■ **TASK STATEMENT**: Copy all lines holding the word "type" from the entries.

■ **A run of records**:
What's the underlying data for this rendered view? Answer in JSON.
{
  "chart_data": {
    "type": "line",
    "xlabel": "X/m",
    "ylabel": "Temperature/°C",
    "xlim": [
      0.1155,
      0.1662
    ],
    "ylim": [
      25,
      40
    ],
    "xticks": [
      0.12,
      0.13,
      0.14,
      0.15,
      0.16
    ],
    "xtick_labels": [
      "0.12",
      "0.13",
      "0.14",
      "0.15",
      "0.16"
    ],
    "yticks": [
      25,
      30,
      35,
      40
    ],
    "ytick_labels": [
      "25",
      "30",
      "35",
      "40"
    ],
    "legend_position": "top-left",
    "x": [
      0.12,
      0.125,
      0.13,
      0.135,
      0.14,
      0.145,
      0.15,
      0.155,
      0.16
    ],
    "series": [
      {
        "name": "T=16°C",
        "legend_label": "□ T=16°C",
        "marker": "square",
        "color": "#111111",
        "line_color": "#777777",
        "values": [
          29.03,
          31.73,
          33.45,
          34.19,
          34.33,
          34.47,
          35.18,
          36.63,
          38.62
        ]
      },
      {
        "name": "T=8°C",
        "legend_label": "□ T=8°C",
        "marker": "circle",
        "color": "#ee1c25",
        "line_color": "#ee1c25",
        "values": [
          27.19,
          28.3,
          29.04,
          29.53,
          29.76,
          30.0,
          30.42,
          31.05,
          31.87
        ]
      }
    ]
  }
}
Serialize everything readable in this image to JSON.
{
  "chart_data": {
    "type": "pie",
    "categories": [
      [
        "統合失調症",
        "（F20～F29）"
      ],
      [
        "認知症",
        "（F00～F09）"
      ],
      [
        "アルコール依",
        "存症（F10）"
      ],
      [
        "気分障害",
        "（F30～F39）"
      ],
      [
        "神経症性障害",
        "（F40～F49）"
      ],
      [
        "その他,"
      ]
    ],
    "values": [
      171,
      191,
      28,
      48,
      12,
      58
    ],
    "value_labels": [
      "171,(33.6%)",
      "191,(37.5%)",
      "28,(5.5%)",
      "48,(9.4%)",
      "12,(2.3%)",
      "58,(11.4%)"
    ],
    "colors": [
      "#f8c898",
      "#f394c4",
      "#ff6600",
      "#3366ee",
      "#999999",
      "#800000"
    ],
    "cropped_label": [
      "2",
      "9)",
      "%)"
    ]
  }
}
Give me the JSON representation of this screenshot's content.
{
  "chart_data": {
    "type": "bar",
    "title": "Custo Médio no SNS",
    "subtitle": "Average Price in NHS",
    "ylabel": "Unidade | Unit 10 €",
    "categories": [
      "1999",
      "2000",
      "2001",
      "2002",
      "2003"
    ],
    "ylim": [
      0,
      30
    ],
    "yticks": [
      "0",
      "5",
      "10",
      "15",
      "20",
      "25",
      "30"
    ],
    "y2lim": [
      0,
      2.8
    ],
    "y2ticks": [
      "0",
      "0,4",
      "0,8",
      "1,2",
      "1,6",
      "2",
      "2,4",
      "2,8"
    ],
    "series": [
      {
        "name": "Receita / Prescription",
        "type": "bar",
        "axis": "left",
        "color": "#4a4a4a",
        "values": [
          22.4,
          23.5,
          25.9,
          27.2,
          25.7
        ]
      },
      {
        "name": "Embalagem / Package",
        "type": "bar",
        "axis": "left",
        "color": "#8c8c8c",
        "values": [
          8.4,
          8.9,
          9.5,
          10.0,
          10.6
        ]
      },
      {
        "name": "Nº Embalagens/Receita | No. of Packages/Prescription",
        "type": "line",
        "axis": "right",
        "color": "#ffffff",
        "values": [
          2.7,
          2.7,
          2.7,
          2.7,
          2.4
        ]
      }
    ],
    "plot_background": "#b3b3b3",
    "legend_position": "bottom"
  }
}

■ **TASK RESPONSE**:
    "type": "line",
    "type": "pie",
    "type": "bar",
        "type": "bar",
        "type": "bar",
        "type": "line",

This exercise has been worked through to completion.